OBJECTIVE: Identify each line holding the string "Thickness" and copy it.

DATASET ROWS:
>>

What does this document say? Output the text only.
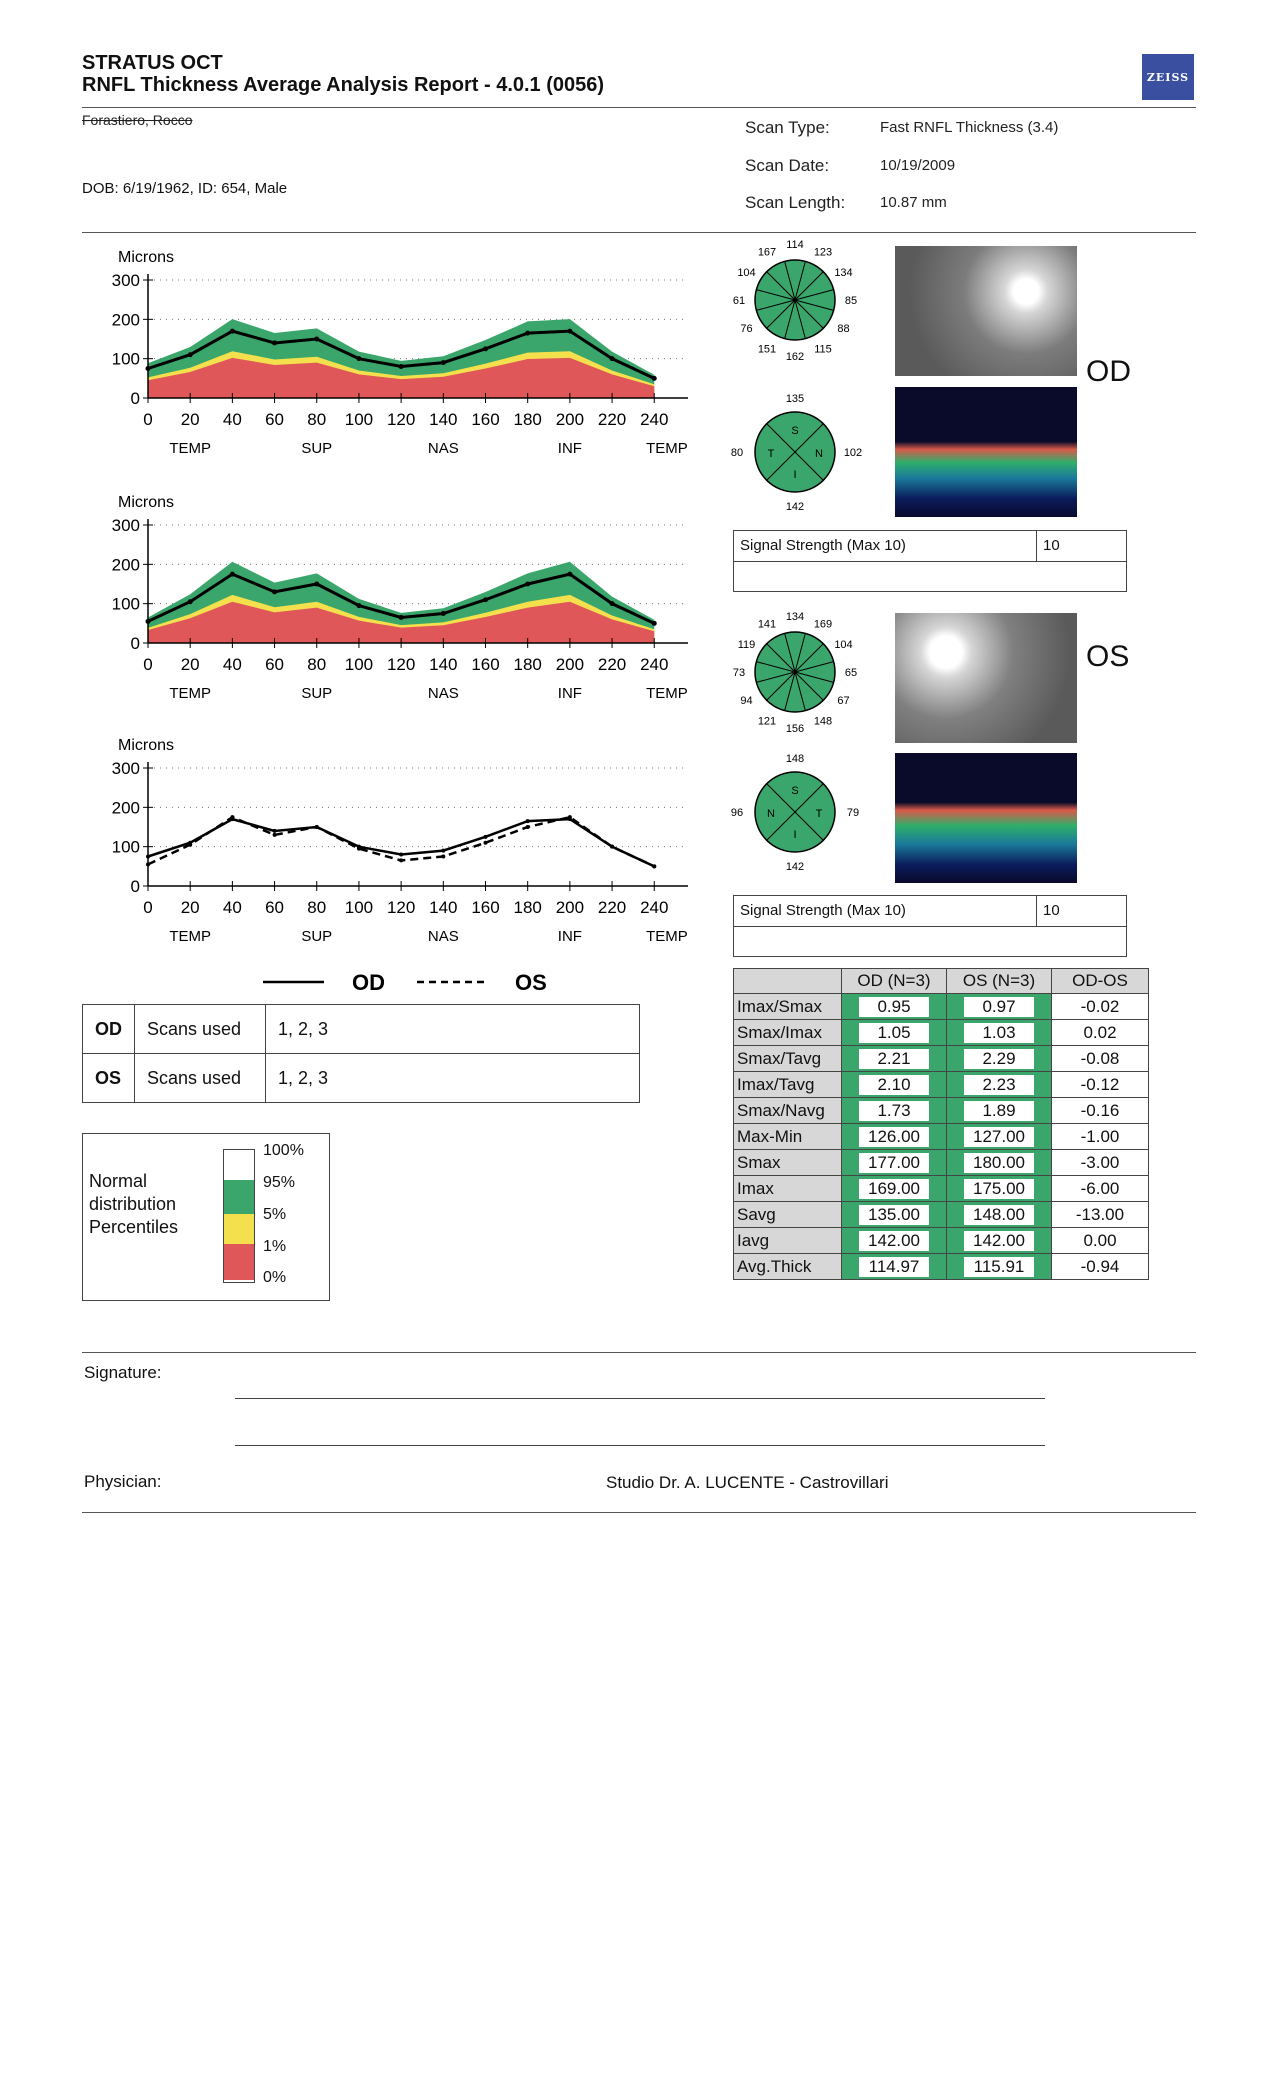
STRATUS OCT
RNFL Thickness Average Analysis Report - 4.0.1 (0056)	ZEISS
Forastiero, Rocco
DOB: 6/19/1962, ID: 654, Male
Scan Type:	Fast RNFL Thickness (3.4)
Scan Date:	10/19/2009
Scan Length: 10.87 mm
Microns
300
200
100
0
0 20 40 60 80 100 120 140 160 180 200 220 240
TEMP	SUP	NAS	INF	TEMP
Microns
300
200
100
0
0 20 40 60 80 100 120 140 160 180 200 220 240
TEMP	SUP	NAS	INF	TEMP
Microns
300
200
100
0
0 20 40 60 80 100 120 140 160 180 200 220 240
TEMP	SUP	NAS	INF	TEMP
OD	OS
114
123
134
85
88
115
162
151
76
61
104
167
135
S
142
I
80 T	102
N
OD
Signal Strength (Max 10)	10
134
169
104
65
67
148
156
121
94
73
119
141
148
S
142
I
96 N	79
T
OS
Signal Strength (Max 10)	10
OD	Scans used	1, 2, 3
OS	Scans used	1, 2, 3
Normal distribution Percentiles
100%
95%
5%
1%
0%
	OD (N=3)	OS (N=3)	OD-OS
Imax/Smax	0.95	0.97	-0.02
Smax/Imax	1.05	1.03	0.02
Smax/Tavg	2.21	2.29	-0.08
Imax/Tavg	2.10	2.23	-0.12
Smax/Navg	1.73	1.89	-0.16
Max-Min	126.00	127.00	-1.00
Smax	177.00	180.00	-3.00
Imax	169.00	175.00	-6.00
Savg	135.00	148.00	-13.00
Iavg	142.00	142.00	0.00
Avg.Thick	114.97	115.91	-0.94
Signature:
Physician:	Studio Dr. A. LUCENTE - Castrovillari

<<

WRITTEN REPLY:
RNFL Thickness Average Analysis Report - 4.0.1 (0056)	ZEISS
Scan Type:	Fast RNFL Thickness (3.4)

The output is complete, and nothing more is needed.